(INSTRUCTIONS TO FOLLOW) Output all lines exactly.

begin MATERIAL PROVIDED

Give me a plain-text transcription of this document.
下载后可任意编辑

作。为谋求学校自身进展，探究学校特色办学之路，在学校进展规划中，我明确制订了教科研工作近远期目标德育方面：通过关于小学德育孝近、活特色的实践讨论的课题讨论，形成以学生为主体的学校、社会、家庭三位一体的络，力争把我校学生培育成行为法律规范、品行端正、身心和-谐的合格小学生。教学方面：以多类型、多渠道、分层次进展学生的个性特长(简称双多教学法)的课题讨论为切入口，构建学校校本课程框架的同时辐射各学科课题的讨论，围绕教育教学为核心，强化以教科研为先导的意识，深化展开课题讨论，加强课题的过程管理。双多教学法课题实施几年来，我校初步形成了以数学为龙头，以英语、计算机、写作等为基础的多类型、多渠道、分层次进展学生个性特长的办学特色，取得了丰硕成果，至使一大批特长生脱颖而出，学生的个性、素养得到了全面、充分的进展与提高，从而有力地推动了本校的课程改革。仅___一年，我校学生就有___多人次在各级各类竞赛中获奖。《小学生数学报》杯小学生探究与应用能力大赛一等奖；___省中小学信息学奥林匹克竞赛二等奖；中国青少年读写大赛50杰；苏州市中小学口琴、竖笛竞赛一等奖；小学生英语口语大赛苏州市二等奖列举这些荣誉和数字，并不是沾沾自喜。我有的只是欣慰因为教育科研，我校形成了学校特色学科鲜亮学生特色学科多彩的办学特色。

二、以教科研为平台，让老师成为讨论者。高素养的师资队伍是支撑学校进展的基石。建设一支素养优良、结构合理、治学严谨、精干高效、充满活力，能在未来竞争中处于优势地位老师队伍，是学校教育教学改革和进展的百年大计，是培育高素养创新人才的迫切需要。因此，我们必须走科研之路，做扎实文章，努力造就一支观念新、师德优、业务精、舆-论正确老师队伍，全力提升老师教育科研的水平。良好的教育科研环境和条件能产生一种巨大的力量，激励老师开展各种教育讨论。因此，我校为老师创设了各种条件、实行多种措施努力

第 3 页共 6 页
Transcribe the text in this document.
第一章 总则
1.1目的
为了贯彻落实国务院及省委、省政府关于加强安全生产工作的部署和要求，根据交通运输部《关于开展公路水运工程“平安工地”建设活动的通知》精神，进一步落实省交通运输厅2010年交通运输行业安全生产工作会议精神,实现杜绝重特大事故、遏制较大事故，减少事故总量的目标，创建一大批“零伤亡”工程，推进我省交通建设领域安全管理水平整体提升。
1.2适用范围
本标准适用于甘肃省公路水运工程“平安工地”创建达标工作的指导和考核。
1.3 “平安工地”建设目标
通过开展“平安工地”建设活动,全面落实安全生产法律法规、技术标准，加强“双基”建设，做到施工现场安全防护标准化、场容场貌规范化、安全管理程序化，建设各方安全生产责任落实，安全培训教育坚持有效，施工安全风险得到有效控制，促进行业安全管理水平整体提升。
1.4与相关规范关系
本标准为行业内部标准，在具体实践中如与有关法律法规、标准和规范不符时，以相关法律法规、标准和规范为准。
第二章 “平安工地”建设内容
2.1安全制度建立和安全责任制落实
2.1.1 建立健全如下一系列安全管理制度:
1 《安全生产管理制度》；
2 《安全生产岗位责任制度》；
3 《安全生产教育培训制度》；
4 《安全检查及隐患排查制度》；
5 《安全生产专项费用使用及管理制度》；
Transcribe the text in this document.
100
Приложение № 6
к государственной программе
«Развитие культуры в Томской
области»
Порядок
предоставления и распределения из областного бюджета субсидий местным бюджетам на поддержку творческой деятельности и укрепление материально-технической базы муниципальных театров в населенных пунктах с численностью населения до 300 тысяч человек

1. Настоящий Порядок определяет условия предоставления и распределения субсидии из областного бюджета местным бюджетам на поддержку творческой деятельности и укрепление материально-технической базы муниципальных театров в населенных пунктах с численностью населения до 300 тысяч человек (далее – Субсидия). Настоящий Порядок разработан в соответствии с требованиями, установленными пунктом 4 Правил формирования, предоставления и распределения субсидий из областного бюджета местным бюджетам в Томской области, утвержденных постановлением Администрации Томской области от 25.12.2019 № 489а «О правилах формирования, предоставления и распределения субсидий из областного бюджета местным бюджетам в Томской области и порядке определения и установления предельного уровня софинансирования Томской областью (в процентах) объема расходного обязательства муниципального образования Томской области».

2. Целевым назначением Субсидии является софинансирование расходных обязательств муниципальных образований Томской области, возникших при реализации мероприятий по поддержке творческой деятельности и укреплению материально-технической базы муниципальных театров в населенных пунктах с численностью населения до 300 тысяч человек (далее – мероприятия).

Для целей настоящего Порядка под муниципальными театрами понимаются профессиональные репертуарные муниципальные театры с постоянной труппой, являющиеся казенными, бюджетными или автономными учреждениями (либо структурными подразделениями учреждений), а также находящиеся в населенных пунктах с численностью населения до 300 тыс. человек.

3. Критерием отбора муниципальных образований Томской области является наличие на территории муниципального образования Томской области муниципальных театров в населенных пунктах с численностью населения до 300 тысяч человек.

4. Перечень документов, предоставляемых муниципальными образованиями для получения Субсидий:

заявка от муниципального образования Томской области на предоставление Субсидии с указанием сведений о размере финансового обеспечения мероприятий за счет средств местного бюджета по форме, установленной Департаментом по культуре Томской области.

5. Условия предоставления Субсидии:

end MATERIAL PROVIDED

(TASK ANSWER)
Give me a plain-text transcription of this document.
下载后可任意编辑

作。为谋求学校自身进展，探究学校特色办学之路，在学校进展规划中，我明确制订了教科研工作近远期目标德育方面：通过关于小学德育孝近、活特色的实践讨论的课题讨论，形成以学生为主体的学校、社会、家庭三位一体的络，力争把我校学生培育成行为法律规范、品行端正、身心和-谐的合格小学生。教学方面：以多类型、多渠道、分层次进展学生的个性特长(简称双多教学法)的课题讨论为切入口，构建学校校本课程框架的同时辐射各学科课题的讨论，围绕教育教学为核心，强化以教科研为先导的意识，深化展开课题讨论，加强课题的过程管理。双多教学法课题实施几年来，我校初步形成了以数学为龙头，以英语、计算机、写作等为基础的多类型、多渠道、分层次进展学生个性特长的办学特色，取得了丰硕成果，至使一大批特长生脱颖而出，学生的个性、素养得到了全面、充分的进展与提高，从而有力地推动了本校的课程改革。仅___一年，我校学生就有___多人次在各级各类竞赛中获奖。《小学生数学报》杯小学生探究与应用能力大赛一等奖；___省中小学信息学奥林匹克竞赛二等奖；中国青少年读写大赛50杰；苏州市中小学口琴、竖笛竞赛一等奖；小学生英语口语大赛苏州市二等奖列举这些荣誉和数字，并不是沾沾自喜。我有的只是欣慰因为教育科研，我校形成了学校特色学科鲜亮学生特色学科多彩的办学特色。

二、以教科研为平台，让老师成为讨论者。高素养的师资队伍是支撑学校进展的基石。建设一支素养优良、结构合理、治学严谨、精干高效、充满活力，能在未来竞争中处于优势地位老师队伍，是学校教育教学改革和进展的百年大计，是培育高素养创新人才的迫切需要。因此，我们必须走科研之路，做扎实文章，努力造就一支观念新、师德优、业务精、舆-论正确老师队伍，全力提升老师教育科研的水平。良好的教育科研环境和条件能产生一种巨大的力量，激励老师开展各种教育讨论。因此，我校为老师创设了各种条件、实行多种措施努力

第 3 页共 6 页
Transcribe the text in this document.
第一章 总则
1.1目的
为了贯彻落实国务院及省委、省政府关于加强安全生产工作的部署和要求，根据交通运输部《关于开展公路水运工程“平安工地”建设活动的通知》精神，进一步落实省交通运输厅2010年交通运输行业安全生产工作会议精神,实现杜绝重特大事故、遏制较大事故，减少事故总量的目标，创建一大批“零伤亡”工程，推进我省交通建设领域安全管理水平整体提升。
1.2适用范围
本标准适用于甘肃省公路水运工程“平安工地”创建达标工作的指导和考核。
1.3 “平安工地”建设目标
通过开展“平安工地”建设活动,全面落实安全生产法律法规、技术标准，加强“双基”建设，做到施工现场安全防护标准化、场容场貌规范化、安全管理程序化，建设各方安全生产责任落实，安全培训教育坚持有效，施工安全风险得到有效控制，促进行业安全管理水平整体提升。
1.4与相关规范关系
本标准为行业内部标准，在具体实践中如与有关法律法规、标准和规范不符时，以相关法律法规、标准和规范为准。
第二章 “平安工地”建设内容
2.1安全制度建立和安全责任制落实
2.1.1 建立健全如下一系列安全管理制度:
1 《安全生产管理制度》；
2 《安全生产岗位责任制度》；
3 《安全生产教育培训制度》；
4 《安全检查及隐患排查制度》；
5 《安全生产专项费用使用及管理制度》；
Transcribe the text in this document.
100
Приложение № 6
к государственной программе
«Развитие культуры в Томской
области»
Порядок
предоставления и распределения из областного бюджета субсидий местным бюджетам на поддержку творческой деятельности и укрепление материально-технической базы муниципальных театров в населенных пунктах с численностью населения до 300 тысяч человек

1. Настоящий Порядок определяет условия предоставления и распределения субсидии из областного бюджета местным бюджетам на поддержку творческой деятельности и укрепление материально-технической базы муниципальных театров в населенных пунктах с численностью населения до 300 тысяч человек (далее – Субсидия). Настоящий Порядок разработан в соответствии с требованиями, установленными пунктом 4 Правил формирования, предоставления и распределения субсидий из областного бюджета местным бюджетам в Томской области, утвержденных постановлением Администрации Томской области от 25.12.2019 № 489а «О правилах формирования, предоставления и распределения субсидий из областного бюджета местным бюджетам в Томской области и порядке определения и установления предельного уровня софинансирования Томской областью (в процентах) объема расходного обязательства муниципального образования Томской области».

2. Целевым назначением Субсидии является софинансирование расходных обязательств муниципальных образований Томской области, возникших при реализации мероприятий по поддержке творческой деятельности и укреплению материально-технической базы муниципальных театров в населенных пунктах с численностью населения до 300 тысяч человек (далее – мероприятия).

Для целей настоящего Порядка под муниципальными театрами понимаются профессиональные репертуарные муниципальные театры с постоянной труппой, являющиеся казенными, бюджетными или автономными учреждениями (либо структурными подразделениями учреждений), а также находящиеся в населенных пунктах с численностью населения до 300 тыс. человек.

3. Критерием отбора муниципальных образований Томской области является наличие на территории муниципального образования Томской области муниципальных театров в населенных пунктах с численностью населения до 300 тысяч человек.

4. Перечень документов, предоставляемых муниципальными образованиями для получения Субсидий:

заявка от муниципального образования Томской области на предоставление Субсидии с указанием сведений о размере финансового обеспечения мероприятий за счет средств местного бюджета по форме, установленной Департаментом по культуре Томской области.

5. Условия предоставления Субсидии:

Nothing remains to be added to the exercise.